EXERCISE OBJECTIVE: Report how many lines contain "damaged"; state the number and nothing else.
Start
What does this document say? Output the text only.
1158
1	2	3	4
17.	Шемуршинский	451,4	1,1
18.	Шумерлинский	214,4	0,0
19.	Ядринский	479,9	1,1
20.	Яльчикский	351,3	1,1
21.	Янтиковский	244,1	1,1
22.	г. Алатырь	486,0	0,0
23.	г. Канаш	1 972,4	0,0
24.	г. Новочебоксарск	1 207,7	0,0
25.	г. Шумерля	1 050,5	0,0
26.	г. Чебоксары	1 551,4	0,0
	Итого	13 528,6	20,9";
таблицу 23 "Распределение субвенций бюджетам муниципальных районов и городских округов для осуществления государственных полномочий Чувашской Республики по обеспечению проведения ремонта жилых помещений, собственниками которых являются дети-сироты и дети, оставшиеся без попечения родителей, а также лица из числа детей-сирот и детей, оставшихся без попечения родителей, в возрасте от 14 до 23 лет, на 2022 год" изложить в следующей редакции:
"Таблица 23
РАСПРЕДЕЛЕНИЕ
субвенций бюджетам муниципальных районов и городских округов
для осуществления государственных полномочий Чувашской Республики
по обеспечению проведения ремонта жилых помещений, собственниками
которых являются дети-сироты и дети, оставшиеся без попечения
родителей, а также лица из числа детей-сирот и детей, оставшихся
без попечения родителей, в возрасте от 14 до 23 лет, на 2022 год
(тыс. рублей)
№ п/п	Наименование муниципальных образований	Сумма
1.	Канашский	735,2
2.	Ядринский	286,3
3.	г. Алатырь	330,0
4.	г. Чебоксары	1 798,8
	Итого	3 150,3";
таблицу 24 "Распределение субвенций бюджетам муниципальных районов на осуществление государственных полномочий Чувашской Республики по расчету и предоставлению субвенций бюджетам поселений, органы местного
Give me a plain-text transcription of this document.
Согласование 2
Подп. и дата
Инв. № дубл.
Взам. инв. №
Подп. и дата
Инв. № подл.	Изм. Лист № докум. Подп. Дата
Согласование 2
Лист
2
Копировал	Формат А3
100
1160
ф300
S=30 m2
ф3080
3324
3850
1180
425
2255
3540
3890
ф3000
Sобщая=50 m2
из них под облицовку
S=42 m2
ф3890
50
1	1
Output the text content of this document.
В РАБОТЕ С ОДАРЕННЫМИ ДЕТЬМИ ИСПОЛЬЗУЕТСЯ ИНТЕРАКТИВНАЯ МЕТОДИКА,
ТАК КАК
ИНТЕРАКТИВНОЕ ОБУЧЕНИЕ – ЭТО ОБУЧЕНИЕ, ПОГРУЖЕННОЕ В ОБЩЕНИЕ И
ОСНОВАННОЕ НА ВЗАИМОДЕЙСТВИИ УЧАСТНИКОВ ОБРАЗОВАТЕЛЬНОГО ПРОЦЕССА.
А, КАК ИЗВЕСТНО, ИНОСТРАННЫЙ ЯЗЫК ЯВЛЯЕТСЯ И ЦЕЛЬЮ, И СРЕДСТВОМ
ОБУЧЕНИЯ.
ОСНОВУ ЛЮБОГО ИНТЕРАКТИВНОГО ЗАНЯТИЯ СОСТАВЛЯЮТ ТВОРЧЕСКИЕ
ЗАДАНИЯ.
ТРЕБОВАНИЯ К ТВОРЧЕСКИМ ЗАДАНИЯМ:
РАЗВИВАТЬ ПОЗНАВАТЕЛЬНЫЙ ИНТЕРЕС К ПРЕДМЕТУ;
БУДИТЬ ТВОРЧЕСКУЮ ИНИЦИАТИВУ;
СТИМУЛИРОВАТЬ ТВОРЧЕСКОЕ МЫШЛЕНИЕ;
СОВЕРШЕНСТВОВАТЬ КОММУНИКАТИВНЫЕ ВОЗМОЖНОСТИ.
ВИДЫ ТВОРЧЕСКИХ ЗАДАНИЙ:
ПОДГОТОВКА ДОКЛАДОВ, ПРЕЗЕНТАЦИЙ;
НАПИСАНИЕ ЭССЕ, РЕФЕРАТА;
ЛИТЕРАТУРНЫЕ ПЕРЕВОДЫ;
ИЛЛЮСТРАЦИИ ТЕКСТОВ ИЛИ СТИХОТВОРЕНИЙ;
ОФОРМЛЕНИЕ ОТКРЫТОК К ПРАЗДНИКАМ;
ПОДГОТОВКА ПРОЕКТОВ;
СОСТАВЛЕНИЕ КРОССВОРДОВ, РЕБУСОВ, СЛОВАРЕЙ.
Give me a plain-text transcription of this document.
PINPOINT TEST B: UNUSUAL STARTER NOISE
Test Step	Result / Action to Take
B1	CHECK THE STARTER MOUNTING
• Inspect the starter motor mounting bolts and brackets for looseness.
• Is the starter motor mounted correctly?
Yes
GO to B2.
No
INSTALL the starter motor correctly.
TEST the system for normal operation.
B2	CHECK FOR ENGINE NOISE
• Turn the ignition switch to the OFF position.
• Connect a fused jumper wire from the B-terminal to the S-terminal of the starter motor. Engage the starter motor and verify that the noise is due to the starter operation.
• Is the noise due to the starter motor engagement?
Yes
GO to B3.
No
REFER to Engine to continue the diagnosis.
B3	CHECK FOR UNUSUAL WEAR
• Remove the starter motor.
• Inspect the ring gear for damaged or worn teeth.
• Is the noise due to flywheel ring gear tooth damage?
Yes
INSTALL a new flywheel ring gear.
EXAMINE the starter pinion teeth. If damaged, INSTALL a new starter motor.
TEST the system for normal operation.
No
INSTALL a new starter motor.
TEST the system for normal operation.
End
COMPLETE RESPONSE: 2